Return all of the entries word for word, but omit the pictures they contain.

***** STORED ROWS

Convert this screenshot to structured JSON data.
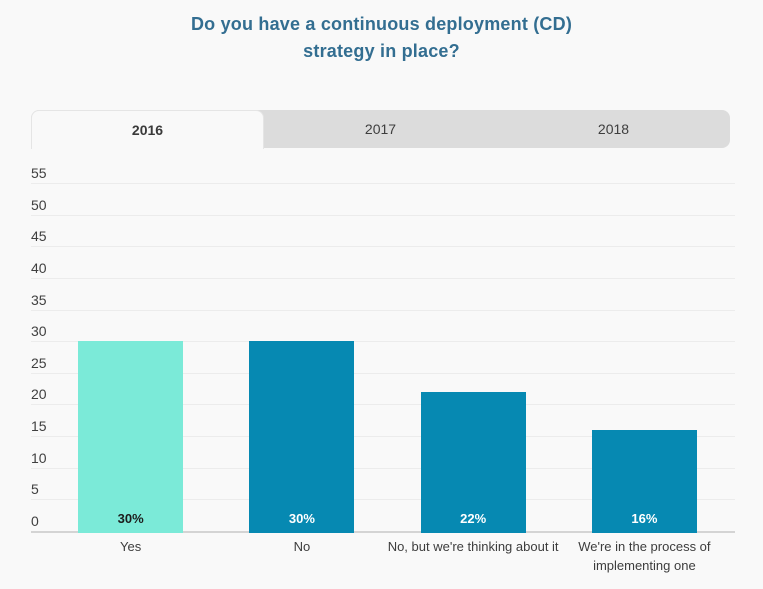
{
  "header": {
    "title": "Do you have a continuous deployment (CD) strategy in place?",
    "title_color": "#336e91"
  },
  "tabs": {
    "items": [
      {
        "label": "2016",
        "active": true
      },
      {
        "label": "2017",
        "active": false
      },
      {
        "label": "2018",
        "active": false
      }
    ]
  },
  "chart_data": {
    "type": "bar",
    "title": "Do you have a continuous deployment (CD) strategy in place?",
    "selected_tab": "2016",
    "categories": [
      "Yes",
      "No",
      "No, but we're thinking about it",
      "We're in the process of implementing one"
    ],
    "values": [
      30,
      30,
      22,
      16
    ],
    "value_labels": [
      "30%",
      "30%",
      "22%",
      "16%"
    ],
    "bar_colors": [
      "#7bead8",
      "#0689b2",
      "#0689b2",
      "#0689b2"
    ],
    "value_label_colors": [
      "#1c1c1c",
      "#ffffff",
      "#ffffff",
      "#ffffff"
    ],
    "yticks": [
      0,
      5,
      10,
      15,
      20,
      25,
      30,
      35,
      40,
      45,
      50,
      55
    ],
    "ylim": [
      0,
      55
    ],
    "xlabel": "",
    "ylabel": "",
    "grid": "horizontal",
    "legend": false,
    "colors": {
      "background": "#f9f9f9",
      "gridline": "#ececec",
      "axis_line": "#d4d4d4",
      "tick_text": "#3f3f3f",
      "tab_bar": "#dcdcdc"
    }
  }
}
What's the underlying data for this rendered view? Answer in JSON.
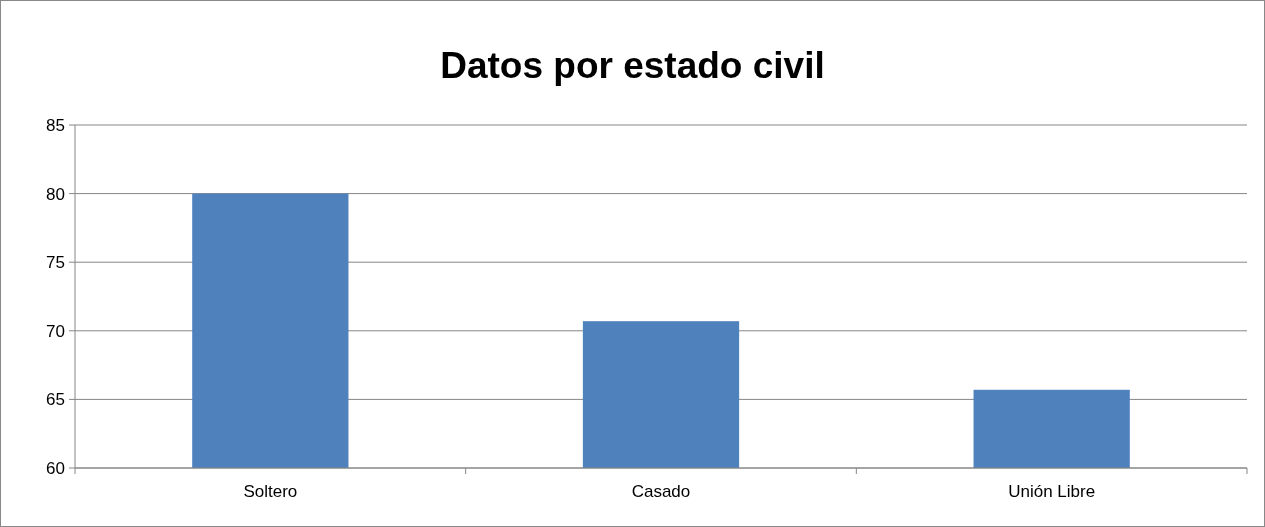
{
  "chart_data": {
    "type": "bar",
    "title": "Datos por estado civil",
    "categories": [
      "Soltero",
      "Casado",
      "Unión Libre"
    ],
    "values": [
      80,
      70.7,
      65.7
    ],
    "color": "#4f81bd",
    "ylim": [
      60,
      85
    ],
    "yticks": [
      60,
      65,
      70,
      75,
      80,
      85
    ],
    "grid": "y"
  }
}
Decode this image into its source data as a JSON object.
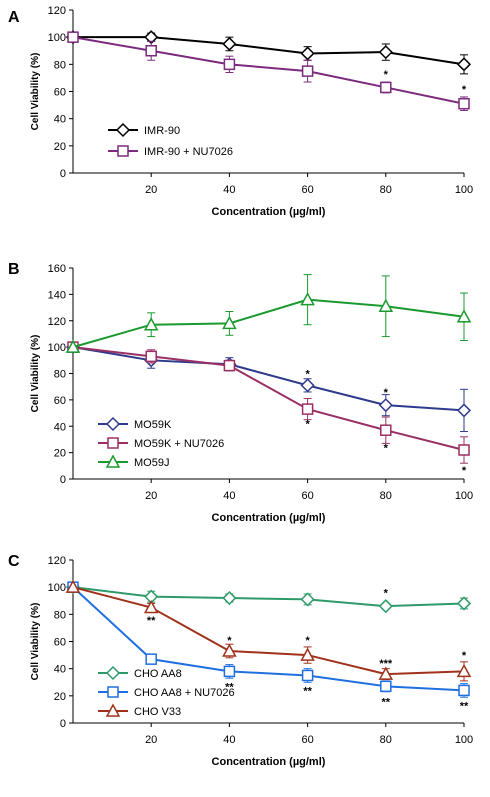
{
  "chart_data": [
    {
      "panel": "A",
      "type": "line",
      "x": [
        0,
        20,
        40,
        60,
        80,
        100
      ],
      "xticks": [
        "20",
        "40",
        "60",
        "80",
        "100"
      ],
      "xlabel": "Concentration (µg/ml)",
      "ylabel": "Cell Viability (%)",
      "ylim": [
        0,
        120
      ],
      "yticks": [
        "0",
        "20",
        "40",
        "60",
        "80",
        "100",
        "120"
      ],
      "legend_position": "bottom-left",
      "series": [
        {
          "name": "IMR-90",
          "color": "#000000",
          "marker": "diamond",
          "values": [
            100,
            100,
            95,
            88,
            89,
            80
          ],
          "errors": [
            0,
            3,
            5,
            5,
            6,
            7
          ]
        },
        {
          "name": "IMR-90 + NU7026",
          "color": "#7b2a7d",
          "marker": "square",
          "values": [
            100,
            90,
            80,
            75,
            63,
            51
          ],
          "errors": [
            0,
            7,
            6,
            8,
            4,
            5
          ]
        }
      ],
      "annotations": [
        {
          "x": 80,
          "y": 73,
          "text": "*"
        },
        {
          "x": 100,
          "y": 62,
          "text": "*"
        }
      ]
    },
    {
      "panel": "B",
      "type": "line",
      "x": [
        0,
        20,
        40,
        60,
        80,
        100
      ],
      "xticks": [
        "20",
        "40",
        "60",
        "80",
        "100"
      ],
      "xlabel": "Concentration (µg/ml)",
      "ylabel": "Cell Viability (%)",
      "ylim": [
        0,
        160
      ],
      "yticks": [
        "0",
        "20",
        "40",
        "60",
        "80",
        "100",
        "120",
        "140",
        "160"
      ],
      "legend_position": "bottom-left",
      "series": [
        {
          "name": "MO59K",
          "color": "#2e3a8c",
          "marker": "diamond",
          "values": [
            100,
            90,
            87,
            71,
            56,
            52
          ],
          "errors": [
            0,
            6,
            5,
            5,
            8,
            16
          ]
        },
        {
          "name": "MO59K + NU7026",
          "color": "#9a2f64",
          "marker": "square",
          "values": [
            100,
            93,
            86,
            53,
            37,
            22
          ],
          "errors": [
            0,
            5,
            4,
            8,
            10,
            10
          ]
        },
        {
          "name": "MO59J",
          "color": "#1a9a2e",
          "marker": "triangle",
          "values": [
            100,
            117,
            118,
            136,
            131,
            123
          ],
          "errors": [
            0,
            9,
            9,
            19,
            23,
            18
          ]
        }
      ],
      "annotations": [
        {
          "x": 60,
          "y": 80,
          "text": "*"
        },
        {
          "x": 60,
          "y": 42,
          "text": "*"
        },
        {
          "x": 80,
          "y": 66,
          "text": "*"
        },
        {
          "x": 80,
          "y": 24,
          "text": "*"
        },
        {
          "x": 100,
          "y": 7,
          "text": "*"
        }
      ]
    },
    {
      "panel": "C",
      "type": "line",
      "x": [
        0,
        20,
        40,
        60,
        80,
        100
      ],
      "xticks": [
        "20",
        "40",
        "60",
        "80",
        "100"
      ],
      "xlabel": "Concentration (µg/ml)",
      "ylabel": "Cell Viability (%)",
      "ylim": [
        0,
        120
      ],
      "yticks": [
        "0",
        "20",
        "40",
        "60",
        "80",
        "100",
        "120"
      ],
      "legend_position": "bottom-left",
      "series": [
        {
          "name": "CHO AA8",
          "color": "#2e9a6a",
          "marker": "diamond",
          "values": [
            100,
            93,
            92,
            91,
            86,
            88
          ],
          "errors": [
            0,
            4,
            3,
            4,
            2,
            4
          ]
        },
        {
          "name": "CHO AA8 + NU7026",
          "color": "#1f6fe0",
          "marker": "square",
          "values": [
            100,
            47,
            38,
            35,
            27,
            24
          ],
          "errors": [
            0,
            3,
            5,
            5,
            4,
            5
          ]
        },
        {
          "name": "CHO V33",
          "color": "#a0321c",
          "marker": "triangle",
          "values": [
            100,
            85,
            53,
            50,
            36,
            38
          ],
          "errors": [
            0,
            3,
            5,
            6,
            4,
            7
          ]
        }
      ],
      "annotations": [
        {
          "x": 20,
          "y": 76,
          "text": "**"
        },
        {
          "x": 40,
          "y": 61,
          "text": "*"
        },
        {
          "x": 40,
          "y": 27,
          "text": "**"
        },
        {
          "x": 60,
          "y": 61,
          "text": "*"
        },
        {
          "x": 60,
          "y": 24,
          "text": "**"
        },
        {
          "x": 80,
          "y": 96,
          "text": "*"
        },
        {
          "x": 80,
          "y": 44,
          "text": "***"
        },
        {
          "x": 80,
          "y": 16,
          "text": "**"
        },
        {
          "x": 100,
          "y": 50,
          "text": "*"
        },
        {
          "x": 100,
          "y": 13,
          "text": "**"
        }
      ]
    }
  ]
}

**********

REPLY>
Convert this screenshot to structured JSON data.
{
  "header": {
    "title": "Do you have a continuous deployment (CD) strategy in place?",
    "title_color": "#336e91"
  },
  "tabs": {
    "items": [
      {
        "label": "2016",
        "active": true
      },
      {
        "label": "2017",
        "active": false
      },
      {
        "label": "2018",
        "active": false
      }
    ]
  },
  "chart_data": {
    "type": "bar",
    "title": "Do you have a continuous deployment (CD) strategy in place?",
    "selected_tab": "2016",
    "categories": [
      "Yes",
      "No",
      "No, but we're thinking about it",
      "We're in the process of implementing one"
    ],
    "values": [
      30,
      30,
      22,
      16
    ],
    "value_labels": [
      "30%",
      "30%",
      "22%",
      "16%"
    ],
    "bar_colors": [
      "#7bead8",
      "#0689b2",
      "#0689b2",
      "#0689b2"
    ],
    "value_label_colors": [
      "#1c1c1c",
      "#ffffff",
      "#ffffff",
      "#ffffff"
    ],
    "yticks": [
      0,
      5,
      10,
      15,
      20,
      25,
      30,
      35,
      40,
      45,
      50,
      55
    ],
    "ylim": [
      0,
      55
    ],
    "xlabel": "",
    "ylabel": "",
    "grid": "horizontal",
    "legend": false,
    "colors": {
      "background": "#f9f9f9",
      "gridline": "#ececec",
      "axis_line": "#d4d4d4",
      "tick_text": "#3f3f3f",
      "tab_bar": "#dcdcdc"
    }
  }
}
What's the underlying data for this rendered view? Answer in JSON.
{
  "chart_data": {
    "type": "bar",
    "title": "Datos por estado civil",
    "categories": [
      "Soltero",
      "Casado",
      "Unión Libre"
    ],
    "values": [
      80,
      70.7,
      65.7
    ],
    "color": "#4f81bd",
    "ylim": [
      60,
      85
    ],
    "yticks": [
      60,
      65,
      70,
      75,
      80,
      85
    ],
    "grid": "y"
  }
}
Decode this image into its source data as a JSON object.
{
  "chart_data": [
    {
      "panel": "A",
      "type": "line",
      "x": [
        0,
        20,
        40,
        60,
        80,
        100
      ],
      "xticks": [
        "20",
        "40",
        "60",
        "80",
        "100"
      ],
      "xlabel": "Concentration (µg/ml)",
      "ylabel": "Cell Viability (%)",
      "ylim": [
        0,
        120
      ],
      "yticks": [
        "0",
        "20",
        "40",
        "60",
        "80",
        "100",
        "120"
      ],
      "legend_position": "bottom-left",
      "series": [
        {
          "name": "IMR-90",
          "color": "#000000",
          "marker": "diamond",
          "values": [
            100,
            100,
            95,
            88,
            89,
            80
          ],
          "errors": [
            0,
            3,
            5,
            5,
            6,
            7
          ]
        },
        {
          "name": "IMR-90 + NU7026",
          "color": "#7b2a7d",
          "marker": "square",
          "values": [
            100,
            90,
            80,
            75,
            63,
            51
          ],
          "errors": [
            0,
            7,
            6,
            8,
            4,
            5
          ]
        }
      ],
      "annotations": [
        {
          "x": 80,
          "y": 73,
          "text": "*"
        },
        {
          "x": 100,
          "y": 62,
          "text": "*"
        }
      ]
    },
    {
      "panel": "B",
      "type": "line",
      "x": [
        0,
        20,
        40,
        60,
        80,
        100
      ],
      "xticks": [
        "20",
        "40",
        "60",
        "80",
        "100"
      ],
      "xlabel": "Concentration (µg/ml)",
      "ylabel": "Cell Viability (%)",
      "ylim": [
        0,
        160
      ],
      "yticks": [
        "0",
        "20",
        "40",
        "60",
        "80",
        "100",
        "120",
        "140",
        "160"
      ],
      "legend_position": "bottom-left",
      "series": [
        {
          "name": "MO59K",
          "color": "#2e3a8c",
          "marker": "diamond",
          "values": [
            100,
            90,
            87,
            71,
            56,
            52
          ],
          "errors": [
            0,
            6,
            5,
            5,
            8,
            16
          ]
        },
        {
          "name": "MO59K + NU7026",
          "color": "#9a2f64",
          "marker": "square",
          "values": [
            100,
            93,
            86,
            53,
            37,
            22
          ],
          "errors": [
            0,
            5,
            4,
            8,
            10,
            10
          ]
        },
        {
          "name": "MO59J",
          "color": "#1a9a2e",
          "marker": "triangle",
          "values": [
            100,
            117,
            118,
            136,
            131,
            123
          ],
          "errors": [
            0,
            9,
            9,
            19,
            23,
            18
          ]
        }
      ],
      "annotations": [
        {
          "x": 60,
          "y": 80,
          "text": "*"
        },
        {
          "x": 60,
          "y": 42,
          "text": "*"
        },
        {
          "x": 80,
          "y": 66,
          "text": "*"
        },
        {
          "x": 80,
          "y": 24,
          "text": "*"
        },
        {
          "x": 100,
          "y": 7,
          "text": "*"
        }
      ]
    },
    {
      "panel": "C",
      "type": "line",
      "x": [
        0,
        20,
        40,
        60,
        80,
        100
      ],
      "xticks": [
        "20",
        "40",
        "60",
        "80",
        "100"
      ],
      "xlabel": "Concentration (µg/ml)",
      "ylabel": "Cell Viability (%)",
      "ylim": [
        0,
        120
      ],
      "yticks": [
        "0",
        "20",
        "40",
        "60",
        "80",
        "100",
        "120"
      ],
      "legend_position": "bottom-left",
      "series": [
        {
          "name": "CHO AA8",
          "color": "#2e9a6a",
          "marker": "diamond",
          "values": [
            100,
            93,
            92,
            91,
            86,
            88
          ],
          "errors": [
            0,
            4,
            3,
            4,
            2,
            4
          ]
        },
        {
          "name": "CHO AA8 + NU7026",
          "color": "#1f6fe0",
          "marker": "square",
          "values": [
            100,
            47,
            38,
            35,
            27,
            24
          ],
          "errors": [
            0,
            3,
            5,
            5,
            4,
            5
          ]
        },
        {
          "name": "CHO V33",
          "color": "#a0321c",
          "marker": "triangle",
          "values": [
            100,
            85,
            53,
            50,
            36,
            38
          ],
          "errors": [
            0,
            3,
            5,
            6,
            4,
            7
          ]
        }
      ],
      "annotations": [
        {
          "x": 20,
          "y": 76,
          "text": "**"
        },
        {
          "x": 40,
          "y": 61,
          "text": "*"
        },
        {
          "x": 40,
          "y": 27,
          "text": "**"
        },
        {
          "x": 60,
          "y": 61,
          "text": "*"
        },
        {
          "x": 60,
          "y": 24,
          "text": "**"
        },
        {
          "x": 80,
          "y": 96,
          "text": "*"
        },
        {
          "x": 80,
          "y": 44,
          "text": "***"
        },
        {
          "x": 80,
          "y": 16,
          "text": "**"
        },
        {
          "x": 100,
          "y": 50,
          "text": "*"
        },
        {
          "x": 100,
          "y": 13,
          "text": "**"
        }
      ]
    }
  ]
}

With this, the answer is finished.